Tablette Plimpton 322

Tablette Plimpton 322

Plimpton 322

La tablette Plimpton 322.

Parmi les quelques 500 000 tablettes d’argile babyloniennes mises au jour depuis le début du XIXe siècle, plusieurs milliers offrent un contenu de nature mathématique. La tablette nommée Plimpton 322 (parce qu'elle porte le n°322 dans la collection G.A. Plimpton de l’Université Columbia) est sans doute le plus célèbre spécimen de ces mathématiques babyloniennes. Cette tablette, dont on fixe la rédaction au XVIIIe siècle av. J.-C. , comporte un tableau de nombres cunéiformes rangés sur 15 lignes par quatre colonnes. Ce tableau semble être une liste de triplets pythagoriciens, c'est-à-dire de nombres entiers a,b,c vérifiant la relation de Pythagore : a2 + b2 = c2, comme par exemple (3,4,5).

Sommaire

Provenance et datation

La tablette Plimpton 322 est une tablette d’argile en partie cassée, large d'environ 13 cm, haute de 9 cm, et épaisse de 2 cm. L'éditeur new-yorkais George A. Plimpton racheta vers 1922 cette tablette à un trafiquant d'antiquités, Edgar J. Banks, et la légua, avec le reste de sa collection, à l'Université Columbia au milieu des années 1930. Selon Banks, la tablette provenait de Senkereh, un site du sud de l'Irak où l'on situe l'antique cité de Larsa[1].

En partie d'après le style de l'écriture cunéiforme, on estime que la tablette a été rédigée vers -1800 : Robson (2002) indique que cette écriture « est caractéristique des documents du sud de l'Irak d'il y a 3500 à 4000 ans ». De façon plus précise, on peut, en s'appuyant sur les similitudes de format avec d'autres tablettes de Larsa qui portent une date, dater Plimpton 322 entre -1822 et –1784[2].

Données affichées
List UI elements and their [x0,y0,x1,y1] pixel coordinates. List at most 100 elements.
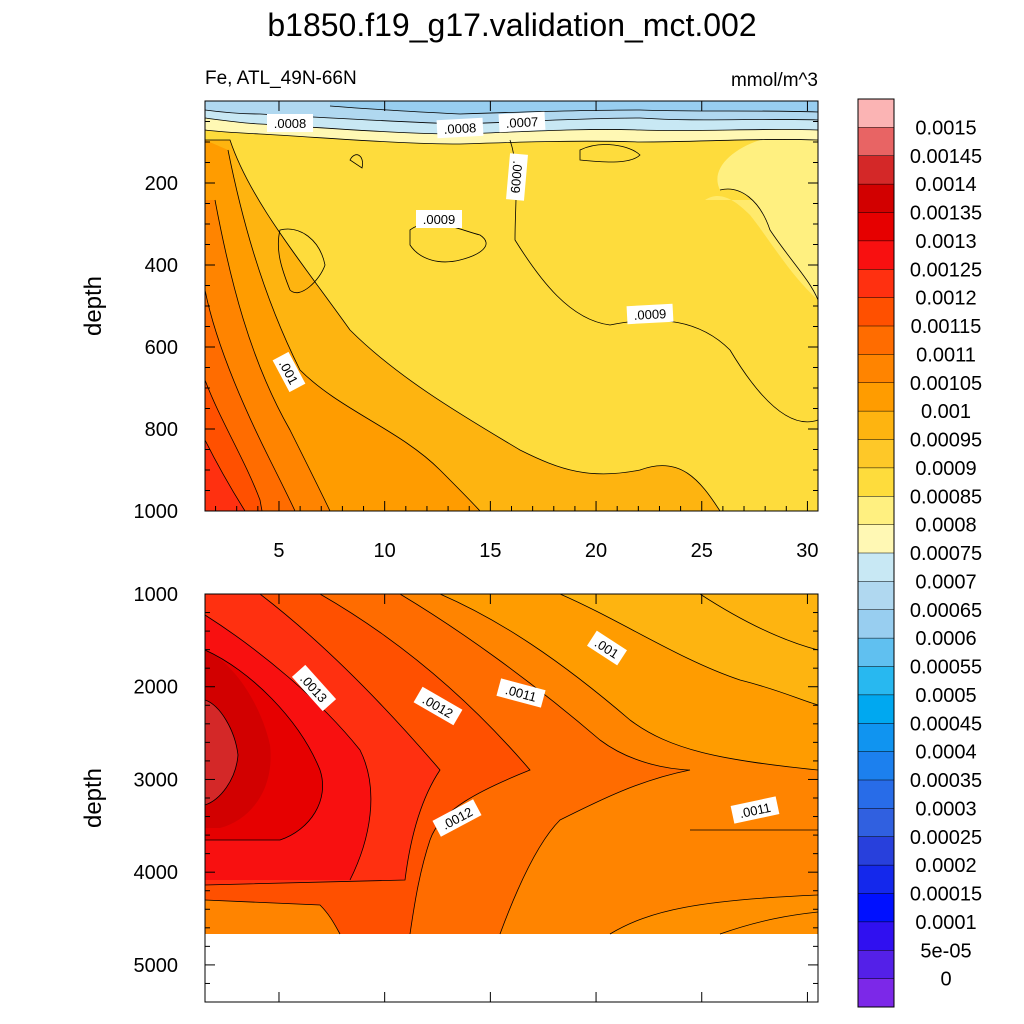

Série de tâches
1. Condensez sous forme de liste le paragraphe de l'extrait sur la tablette Plimpton 322 qui commence par « La tablette Plimpton 322 est une tablette d’argile ». Conservez-en les faits essentiels.
2. Traduisez en anglais cette phrase de l'extrait sur la tablette Plimpton 322 : « La tablette nommée Plimpton 322 (parce qu'elle porte le n°322 dans la collection G.A. Plimpton de l’Université Columbia) est sans doute le plus célèbre spécimen de ces mathématiques babyloniennes. »
3. Reprenez l'extrait sur la tablette Plimpton 322 à la suite de sa dernière phrase et poursuivez-en la rédaction.

Réponses dans l'ordre
1.
- Tablette d'argile en partie cassée, d'environ 13 cm de large, 9 cm de haut et 2 cm d'épaisseur.
- Rachetée vers 1922 par l'éditeur new-yorkais George A. Plimpton au trafiquant d'antiquités Edgar J. Banks.
- Léguée avec le reste de sa collection à l'Université Columbia au milieu des années 1930.
- Provenance selon Banks : Senkereh, site du sud de l'Irak où l'on situe l'antique cité de Larsa.

2. The tablet called Plimpton 322 (because it bears the number 322 in the G.A. Plimpton collection at Columbia University) is probably the most famous specimen of this Babylonian mathematics.

3.
Les nombres

Pour l'essentiel, la tablette Plimpton 322 consiste en un tableau de nombres de quatre colonnes et quinze lignes, en numération sexagésimale babylonienne. La quatrième colonne n'est rien d'autre que la numérotation des lignes, de 1 à 15. Le contenu des deuxième et troisième colonnes a été entièrement préservé et demeure parfaitement visible. Toutefois, le bord de la première colonne s'est détaché de la tablette, et l'on dispose de deux reconstitutions plausibles des nombres qui ont disparu : ces deux interprétations ne diffèrent que par l'existence d'un 1 comme premier chiffre. Voici le contenu de la tablette en notation moderne, avec le premier chiffre extrapolé entre parenthèses :

(1:)59:00:15 1:59 2:49 1
(1:)56:56:58:14:50:06:15 56:07 1:20:25 2
(1:)55:07:41:15:33:45 1:16:41 1:50:49 3
(1:)53:10:29:32:52:16 3:31:49 5:09:01 4
(1:)48:54:01:40 1:05 1:37 5
(1:)47:06:41:40 5:19 8:01 6
(1:)43:11:56:28:26:40 38:11 59:01 7
(1:)41:33:45:14:03:45 13:19 20:49 8
(1:)38:33:36:36 8:01 12:49 9
(1:)35:10:02:28:27:24:26 1:22:41 2:16:01 10
(1:)33:45 45 1:15 11
(1:)29:21:54:02:15 27:59 48:49 12
(1:)27:00:03:45 2:41 4:49 13
(1:)25:48:51:35:06:40 29:31 53:49 14
(1:)23:13:46:40 56 1:46 15

Il est possible que des colonnes supplémentaires se soient trouvées sur le bloc manquant. La conversion de ces nombres de la numération sexagésimale à la numération décimale soulève de nouvelles questions, dans la mesure où la numération sexagésimale des Babyloniens ne précisait pas l'ordre (milliers, centaines, etc.) du premier chiffre d'un nombre.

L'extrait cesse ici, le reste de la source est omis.